• Exercise requirements: Report back each line of the records that contains the string "values".

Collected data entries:
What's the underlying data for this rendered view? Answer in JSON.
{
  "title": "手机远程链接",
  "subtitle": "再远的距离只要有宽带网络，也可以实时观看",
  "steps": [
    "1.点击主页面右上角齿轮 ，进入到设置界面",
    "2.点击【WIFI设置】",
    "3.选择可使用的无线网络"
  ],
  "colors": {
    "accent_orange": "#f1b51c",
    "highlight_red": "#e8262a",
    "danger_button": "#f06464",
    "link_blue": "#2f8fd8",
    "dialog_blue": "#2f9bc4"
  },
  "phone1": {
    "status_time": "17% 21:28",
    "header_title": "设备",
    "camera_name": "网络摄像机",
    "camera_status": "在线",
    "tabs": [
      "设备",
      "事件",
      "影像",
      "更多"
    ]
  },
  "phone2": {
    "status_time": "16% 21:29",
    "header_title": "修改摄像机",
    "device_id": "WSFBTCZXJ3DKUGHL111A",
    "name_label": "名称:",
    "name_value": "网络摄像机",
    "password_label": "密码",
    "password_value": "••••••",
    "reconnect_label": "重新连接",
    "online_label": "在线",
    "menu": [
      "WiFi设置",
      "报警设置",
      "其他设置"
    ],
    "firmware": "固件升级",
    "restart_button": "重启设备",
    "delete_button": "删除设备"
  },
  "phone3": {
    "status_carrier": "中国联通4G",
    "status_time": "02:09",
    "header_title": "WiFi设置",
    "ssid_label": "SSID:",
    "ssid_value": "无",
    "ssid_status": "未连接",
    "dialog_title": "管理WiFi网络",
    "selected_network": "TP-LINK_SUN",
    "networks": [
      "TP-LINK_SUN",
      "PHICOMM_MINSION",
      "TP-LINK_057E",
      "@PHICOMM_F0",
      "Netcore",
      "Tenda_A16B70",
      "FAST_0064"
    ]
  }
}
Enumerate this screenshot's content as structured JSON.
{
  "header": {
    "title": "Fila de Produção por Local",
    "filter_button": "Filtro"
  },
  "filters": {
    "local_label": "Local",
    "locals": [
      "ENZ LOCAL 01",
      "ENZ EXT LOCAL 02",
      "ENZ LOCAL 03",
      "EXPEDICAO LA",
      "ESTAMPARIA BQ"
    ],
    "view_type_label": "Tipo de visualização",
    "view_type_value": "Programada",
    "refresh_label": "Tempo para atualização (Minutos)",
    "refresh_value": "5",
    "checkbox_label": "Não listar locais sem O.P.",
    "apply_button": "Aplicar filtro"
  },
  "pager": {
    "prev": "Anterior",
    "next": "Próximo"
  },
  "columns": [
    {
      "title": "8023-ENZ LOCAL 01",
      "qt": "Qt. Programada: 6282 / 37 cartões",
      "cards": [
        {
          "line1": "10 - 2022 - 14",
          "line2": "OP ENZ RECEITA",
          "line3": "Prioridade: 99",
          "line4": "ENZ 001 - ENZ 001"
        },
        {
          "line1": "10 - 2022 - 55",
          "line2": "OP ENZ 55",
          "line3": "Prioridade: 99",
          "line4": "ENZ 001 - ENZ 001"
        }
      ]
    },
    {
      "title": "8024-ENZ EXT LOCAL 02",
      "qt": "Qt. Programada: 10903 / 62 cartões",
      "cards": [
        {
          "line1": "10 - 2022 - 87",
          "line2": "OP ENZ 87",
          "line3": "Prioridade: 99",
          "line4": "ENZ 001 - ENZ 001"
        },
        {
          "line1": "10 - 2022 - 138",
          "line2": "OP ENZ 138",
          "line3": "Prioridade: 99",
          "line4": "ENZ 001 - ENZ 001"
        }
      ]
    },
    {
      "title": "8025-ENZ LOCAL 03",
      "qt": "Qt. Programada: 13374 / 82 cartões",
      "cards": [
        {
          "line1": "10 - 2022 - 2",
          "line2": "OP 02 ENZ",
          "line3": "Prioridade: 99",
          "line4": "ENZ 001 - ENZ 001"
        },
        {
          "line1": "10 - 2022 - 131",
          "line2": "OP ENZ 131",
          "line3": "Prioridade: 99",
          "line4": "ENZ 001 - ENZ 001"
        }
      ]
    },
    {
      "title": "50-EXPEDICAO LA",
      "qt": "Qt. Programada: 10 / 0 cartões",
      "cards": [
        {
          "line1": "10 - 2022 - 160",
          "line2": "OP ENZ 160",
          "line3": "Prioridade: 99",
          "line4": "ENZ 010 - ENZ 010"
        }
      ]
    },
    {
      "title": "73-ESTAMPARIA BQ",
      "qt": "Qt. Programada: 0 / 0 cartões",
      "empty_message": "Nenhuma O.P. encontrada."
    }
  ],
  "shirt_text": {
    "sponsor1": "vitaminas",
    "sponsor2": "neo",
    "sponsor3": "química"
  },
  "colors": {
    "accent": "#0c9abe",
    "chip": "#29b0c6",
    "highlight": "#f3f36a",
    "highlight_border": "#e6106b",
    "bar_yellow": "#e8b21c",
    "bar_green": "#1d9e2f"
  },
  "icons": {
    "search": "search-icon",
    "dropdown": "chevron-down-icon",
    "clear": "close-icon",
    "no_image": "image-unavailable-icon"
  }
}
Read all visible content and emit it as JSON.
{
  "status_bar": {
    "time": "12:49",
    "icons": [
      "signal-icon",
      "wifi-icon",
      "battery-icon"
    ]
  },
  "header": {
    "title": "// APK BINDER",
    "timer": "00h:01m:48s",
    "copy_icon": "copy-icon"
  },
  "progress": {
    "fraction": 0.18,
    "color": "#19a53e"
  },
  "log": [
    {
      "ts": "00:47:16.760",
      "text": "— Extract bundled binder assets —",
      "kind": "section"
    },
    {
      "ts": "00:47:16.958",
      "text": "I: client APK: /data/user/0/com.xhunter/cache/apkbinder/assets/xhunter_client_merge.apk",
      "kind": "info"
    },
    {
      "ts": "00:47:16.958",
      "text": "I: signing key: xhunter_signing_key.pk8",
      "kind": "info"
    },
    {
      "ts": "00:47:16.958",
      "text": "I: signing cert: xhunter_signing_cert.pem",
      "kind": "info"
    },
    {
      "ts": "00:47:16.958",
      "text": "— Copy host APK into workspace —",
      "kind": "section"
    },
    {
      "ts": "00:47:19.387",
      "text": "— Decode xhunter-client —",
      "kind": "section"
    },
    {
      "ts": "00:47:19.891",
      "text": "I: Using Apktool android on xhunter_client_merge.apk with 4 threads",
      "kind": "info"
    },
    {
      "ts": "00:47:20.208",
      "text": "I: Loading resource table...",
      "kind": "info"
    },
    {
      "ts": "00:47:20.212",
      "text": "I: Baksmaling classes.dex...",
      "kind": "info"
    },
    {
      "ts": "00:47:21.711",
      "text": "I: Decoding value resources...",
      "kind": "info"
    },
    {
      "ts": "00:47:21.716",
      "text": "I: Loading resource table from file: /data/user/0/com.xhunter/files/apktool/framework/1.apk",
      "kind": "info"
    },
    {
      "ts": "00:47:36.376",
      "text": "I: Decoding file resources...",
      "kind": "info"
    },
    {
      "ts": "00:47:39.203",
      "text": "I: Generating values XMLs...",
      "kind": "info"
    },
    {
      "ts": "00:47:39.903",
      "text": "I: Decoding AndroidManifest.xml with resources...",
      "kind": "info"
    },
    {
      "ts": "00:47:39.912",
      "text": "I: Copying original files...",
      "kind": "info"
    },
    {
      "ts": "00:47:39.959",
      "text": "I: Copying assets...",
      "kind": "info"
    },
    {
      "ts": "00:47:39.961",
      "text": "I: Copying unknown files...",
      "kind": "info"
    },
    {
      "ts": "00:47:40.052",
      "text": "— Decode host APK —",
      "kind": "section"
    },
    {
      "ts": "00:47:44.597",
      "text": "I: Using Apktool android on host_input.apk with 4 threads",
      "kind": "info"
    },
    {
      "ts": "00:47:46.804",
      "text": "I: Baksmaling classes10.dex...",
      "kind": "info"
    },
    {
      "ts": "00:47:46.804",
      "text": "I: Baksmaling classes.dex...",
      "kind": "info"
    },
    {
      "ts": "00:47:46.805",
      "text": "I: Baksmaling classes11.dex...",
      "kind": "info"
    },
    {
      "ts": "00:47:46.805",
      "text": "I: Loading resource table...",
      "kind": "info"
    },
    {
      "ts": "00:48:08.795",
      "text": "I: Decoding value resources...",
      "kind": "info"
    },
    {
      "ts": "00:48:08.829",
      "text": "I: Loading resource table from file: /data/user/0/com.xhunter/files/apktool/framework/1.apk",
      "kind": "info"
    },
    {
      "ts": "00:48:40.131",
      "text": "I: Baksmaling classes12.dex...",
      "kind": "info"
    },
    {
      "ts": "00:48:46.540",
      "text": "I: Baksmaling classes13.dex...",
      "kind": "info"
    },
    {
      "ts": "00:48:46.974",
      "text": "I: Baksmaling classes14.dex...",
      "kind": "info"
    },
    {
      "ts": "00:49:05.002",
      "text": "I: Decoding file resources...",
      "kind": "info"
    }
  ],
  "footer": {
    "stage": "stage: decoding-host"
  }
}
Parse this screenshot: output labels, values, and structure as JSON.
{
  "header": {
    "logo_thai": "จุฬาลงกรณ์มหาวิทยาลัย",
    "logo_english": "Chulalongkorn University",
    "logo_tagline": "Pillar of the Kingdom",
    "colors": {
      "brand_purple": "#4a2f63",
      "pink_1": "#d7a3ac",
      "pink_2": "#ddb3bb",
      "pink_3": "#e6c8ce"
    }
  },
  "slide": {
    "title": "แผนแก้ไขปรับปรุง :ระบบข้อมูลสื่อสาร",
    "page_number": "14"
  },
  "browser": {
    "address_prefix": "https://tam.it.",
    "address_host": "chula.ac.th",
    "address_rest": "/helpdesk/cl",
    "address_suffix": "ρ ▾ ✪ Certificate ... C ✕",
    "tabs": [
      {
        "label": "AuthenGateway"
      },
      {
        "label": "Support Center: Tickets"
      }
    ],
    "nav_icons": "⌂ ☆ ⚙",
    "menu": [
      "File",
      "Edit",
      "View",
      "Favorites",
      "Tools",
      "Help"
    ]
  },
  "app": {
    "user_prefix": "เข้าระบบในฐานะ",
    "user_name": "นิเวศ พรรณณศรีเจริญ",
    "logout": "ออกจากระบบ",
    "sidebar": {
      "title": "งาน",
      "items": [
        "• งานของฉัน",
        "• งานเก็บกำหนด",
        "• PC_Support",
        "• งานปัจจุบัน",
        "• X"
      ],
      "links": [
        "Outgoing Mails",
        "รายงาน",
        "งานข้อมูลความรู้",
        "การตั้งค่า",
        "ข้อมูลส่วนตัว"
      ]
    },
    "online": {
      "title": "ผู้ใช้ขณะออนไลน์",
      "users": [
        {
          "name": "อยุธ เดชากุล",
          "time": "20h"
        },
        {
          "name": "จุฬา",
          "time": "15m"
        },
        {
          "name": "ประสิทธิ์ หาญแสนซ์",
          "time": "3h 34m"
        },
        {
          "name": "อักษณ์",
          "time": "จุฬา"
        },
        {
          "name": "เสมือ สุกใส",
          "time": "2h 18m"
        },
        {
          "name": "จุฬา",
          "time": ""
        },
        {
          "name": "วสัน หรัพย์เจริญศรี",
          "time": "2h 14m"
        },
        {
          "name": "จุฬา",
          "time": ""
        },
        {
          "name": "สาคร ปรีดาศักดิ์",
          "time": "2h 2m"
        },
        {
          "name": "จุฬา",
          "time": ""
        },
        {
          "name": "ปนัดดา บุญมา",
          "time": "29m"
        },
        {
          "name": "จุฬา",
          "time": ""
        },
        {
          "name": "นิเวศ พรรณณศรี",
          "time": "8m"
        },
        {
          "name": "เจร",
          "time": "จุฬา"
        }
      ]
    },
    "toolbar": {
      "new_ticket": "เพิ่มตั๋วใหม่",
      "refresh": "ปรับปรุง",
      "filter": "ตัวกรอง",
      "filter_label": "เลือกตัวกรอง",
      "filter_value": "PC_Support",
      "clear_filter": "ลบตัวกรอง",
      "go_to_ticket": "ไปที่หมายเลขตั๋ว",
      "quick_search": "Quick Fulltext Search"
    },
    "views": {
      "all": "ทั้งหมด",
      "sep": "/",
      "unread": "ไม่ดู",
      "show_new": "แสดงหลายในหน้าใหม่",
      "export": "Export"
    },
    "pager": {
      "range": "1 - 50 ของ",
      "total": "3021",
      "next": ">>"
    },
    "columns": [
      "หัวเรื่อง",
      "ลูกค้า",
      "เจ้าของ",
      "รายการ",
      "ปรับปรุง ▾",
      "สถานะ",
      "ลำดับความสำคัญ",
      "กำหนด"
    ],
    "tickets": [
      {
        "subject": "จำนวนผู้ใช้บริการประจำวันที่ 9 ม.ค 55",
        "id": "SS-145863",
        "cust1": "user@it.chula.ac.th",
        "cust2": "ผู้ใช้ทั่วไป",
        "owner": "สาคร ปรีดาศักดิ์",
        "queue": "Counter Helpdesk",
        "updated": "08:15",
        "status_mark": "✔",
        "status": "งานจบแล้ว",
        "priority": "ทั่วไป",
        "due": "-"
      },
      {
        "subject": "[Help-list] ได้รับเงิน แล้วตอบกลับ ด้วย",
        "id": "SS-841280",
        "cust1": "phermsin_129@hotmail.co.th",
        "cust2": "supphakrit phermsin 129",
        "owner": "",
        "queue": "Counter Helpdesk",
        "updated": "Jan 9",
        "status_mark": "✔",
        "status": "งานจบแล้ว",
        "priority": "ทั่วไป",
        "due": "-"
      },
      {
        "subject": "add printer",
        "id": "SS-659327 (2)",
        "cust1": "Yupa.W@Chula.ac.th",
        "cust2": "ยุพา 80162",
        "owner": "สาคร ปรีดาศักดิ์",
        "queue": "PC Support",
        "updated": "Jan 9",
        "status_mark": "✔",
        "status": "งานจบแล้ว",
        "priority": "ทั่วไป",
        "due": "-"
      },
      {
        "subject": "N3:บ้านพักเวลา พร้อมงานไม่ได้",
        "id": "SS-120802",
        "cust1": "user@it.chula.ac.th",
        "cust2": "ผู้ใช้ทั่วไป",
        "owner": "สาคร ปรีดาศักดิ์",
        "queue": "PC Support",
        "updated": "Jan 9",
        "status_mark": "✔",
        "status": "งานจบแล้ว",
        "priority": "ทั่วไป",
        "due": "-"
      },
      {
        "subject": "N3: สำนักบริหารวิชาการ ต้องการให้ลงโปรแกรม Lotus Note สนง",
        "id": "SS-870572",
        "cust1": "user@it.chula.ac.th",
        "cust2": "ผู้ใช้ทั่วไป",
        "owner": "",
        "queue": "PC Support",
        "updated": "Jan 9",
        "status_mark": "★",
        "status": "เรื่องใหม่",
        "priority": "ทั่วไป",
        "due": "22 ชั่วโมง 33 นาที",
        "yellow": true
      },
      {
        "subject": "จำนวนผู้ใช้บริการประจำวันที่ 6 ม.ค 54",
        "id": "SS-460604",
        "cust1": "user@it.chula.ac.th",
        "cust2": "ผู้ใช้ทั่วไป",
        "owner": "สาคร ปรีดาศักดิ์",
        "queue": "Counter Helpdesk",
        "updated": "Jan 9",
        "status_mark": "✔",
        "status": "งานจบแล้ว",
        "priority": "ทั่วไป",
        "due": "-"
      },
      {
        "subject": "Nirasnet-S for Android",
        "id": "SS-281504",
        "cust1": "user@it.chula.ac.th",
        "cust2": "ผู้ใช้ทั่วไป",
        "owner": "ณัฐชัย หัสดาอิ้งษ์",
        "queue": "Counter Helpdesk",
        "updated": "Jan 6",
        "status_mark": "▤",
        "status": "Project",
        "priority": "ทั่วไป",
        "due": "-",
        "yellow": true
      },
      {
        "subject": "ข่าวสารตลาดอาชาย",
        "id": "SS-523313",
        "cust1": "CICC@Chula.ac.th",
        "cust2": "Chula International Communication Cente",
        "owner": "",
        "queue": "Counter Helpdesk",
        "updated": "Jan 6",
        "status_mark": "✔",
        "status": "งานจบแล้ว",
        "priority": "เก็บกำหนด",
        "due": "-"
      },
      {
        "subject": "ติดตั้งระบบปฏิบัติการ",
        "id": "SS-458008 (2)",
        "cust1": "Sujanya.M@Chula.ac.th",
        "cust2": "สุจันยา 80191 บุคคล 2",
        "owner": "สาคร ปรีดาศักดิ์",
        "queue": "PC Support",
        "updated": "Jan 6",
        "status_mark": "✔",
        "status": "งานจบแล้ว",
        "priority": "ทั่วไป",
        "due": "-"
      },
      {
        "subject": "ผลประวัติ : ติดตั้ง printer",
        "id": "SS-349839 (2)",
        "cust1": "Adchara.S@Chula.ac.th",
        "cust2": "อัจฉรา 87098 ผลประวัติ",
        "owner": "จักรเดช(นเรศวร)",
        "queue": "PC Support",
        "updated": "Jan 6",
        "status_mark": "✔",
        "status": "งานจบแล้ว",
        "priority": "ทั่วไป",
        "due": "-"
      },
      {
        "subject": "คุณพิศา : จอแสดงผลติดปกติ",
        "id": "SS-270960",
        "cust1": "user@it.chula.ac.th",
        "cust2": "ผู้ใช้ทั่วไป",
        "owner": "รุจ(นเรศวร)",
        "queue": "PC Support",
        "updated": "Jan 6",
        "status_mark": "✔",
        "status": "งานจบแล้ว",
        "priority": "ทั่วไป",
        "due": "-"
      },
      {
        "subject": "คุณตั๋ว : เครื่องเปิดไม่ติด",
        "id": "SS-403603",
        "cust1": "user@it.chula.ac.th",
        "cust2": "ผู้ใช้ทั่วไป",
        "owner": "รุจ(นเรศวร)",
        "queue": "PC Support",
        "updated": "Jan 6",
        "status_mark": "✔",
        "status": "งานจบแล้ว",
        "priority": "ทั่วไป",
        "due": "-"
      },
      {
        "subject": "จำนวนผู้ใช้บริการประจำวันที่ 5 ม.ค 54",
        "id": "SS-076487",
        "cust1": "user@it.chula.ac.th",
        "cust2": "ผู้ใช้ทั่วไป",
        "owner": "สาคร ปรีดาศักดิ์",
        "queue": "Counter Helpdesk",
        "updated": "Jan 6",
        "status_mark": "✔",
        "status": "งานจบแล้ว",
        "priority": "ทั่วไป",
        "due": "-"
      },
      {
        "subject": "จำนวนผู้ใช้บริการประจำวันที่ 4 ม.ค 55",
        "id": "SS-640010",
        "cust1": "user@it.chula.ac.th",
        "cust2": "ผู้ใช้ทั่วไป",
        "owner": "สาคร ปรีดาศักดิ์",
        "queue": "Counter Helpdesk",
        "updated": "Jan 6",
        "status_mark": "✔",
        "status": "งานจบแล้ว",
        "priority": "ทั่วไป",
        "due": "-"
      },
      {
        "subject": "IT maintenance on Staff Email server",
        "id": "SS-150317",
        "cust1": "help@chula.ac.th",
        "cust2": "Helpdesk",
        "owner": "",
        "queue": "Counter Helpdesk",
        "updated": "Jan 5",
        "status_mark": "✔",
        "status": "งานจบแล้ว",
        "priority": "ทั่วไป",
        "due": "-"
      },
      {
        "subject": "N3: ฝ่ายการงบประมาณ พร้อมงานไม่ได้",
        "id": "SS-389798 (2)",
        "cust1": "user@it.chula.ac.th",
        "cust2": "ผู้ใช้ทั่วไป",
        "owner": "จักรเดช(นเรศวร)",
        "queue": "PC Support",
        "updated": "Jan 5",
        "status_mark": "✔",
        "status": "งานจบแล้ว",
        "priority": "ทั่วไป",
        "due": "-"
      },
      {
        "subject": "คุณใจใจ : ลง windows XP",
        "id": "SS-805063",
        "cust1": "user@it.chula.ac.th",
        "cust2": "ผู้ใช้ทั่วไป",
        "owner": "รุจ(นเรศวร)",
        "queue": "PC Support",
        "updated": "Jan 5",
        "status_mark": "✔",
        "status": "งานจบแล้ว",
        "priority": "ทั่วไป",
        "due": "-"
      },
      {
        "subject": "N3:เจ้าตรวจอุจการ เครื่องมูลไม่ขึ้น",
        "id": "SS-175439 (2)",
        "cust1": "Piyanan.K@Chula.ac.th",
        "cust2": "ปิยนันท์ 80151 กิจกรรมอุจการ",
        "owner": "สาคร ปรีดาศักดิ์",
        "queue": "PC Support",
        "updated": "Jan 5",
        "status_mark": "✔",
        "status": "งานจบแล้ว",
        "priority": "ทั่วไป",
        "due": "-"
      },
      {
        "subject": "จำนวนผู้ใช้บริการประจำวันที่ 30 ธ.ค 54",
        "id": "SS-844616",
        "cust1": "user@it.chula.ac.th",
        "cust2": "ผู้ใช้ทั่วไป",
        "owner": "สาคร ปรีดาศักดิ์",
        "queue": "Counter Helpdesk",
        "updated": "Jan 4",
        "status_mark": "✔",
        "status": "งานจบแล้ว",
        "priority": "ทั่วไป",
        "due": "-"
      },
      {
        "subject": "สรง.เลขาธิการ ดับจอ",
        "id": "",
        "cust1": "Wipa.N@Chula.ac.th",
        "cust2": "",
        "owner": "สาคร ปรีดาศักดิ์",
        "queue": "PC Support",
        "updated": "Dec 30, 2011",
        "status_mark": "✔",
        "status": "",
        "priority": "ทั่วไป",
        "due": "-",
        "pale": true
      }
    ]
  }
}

• Answer:
      "text": "I: Generating values XMLs...",
Parse this screenshot: output labels, values, and structure as JSON.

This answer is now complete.